Collection entries:
--
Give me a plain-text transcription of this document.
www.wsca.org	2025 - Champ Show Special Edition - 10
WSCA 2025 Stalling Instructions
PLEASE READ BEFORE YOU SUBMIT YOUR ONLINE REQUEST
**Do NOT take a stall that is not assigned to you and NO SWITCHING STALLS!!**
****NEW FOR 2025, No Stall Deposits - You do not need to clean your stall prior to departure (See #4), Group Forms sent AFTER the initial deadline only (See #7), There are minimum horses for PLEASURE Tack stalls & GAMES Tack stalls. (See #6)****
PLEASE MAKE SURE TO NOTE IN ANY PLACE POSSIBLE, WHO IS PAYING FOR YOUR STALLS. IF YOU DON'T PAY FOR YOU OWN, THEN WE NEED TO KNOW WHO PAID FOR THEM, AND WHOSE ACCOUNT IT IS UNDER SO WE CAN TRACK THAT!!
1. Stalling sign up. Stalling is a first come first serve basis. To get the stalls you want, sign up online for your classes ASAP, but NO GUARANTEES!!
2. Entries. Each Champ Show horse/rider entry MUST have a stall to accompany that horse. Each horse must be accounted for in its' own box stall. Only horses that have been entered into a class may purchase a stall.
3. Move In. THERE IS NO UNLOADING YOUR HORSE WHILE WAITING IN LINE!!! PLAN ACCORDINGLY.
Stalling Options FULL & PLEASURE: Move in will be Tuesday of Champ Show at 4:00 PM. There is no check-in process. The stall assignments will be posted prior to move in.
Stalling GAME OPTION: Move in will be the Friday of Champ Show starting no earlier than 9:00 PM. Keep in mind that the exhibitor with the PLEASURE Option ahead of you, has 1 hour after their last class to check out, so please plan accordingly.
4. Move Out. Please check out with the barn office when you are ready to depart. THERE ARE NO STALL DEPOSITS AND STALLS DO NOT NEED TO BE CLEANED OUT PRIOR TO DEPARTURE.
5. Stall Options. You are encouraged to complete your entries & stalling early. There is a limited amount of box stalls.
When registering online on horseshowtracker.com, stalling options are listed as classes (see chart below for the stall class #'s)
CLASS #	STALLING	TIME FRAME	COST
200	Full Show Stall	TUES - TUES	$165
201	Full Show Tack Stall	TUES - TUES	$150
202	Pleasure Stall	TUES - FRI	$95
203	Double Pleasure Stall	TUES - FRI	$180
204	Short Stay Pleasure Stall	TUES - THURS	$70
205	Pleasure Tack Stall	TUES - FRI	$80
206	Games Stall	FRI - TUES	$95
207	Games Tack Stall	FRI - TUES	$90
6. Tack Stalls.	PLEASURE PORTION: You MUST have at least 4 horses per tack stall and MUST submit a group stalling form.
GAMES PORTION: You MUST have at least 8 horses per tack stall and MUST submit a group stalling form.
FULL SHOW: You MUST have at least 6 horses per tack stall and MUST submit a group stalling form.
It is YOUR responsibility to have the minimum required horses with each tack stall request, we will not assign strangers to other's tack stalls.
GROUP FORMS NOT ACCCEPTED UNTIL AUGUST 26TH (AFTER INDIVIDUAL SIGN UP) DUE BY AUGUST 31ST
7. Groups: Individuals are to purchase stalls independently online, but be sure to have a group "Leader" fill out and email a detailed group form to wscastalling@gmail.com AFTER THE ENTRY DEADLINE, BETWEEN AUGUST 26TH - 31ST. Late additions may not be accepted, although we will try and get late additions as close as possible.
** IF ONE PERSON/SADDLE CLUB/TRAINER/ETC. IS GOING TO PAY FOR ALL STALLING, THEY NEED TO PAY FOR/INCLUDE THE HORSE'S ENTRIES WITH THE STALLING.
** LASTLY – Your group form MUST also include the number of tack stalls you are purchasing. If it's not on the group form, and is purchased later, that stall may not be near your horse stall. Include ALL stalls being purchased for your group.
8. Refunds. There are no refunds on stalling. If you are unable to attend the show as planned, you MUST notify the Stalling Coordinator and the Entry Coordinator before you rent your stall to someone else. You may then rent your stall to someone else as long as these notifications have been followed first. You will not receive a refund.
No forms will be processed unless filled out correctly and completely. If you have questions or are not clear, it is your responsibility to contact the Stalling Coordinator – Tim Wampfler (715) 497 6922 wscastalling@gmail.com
--
[The request] Copy out each line of the entries that holds "Coordinator".

[Full solution]
8. Refunds. There are no refunds on stalling. If you are unable to attend the show as planned, you MUST notify the Stalling Coordinator and the Entry Coordinator before you rent your stall to someone else. You may then rent your stall to someone else as long as these notifications have been followed first. You will not receive a refund.
No forms will be processed unless filled out correctly and completely. If you have questions or are not clear, it is your responsibility to contact the Stalling Coordinator – Tim Wampfler (715) 497 6922 wscastalling@gmail.com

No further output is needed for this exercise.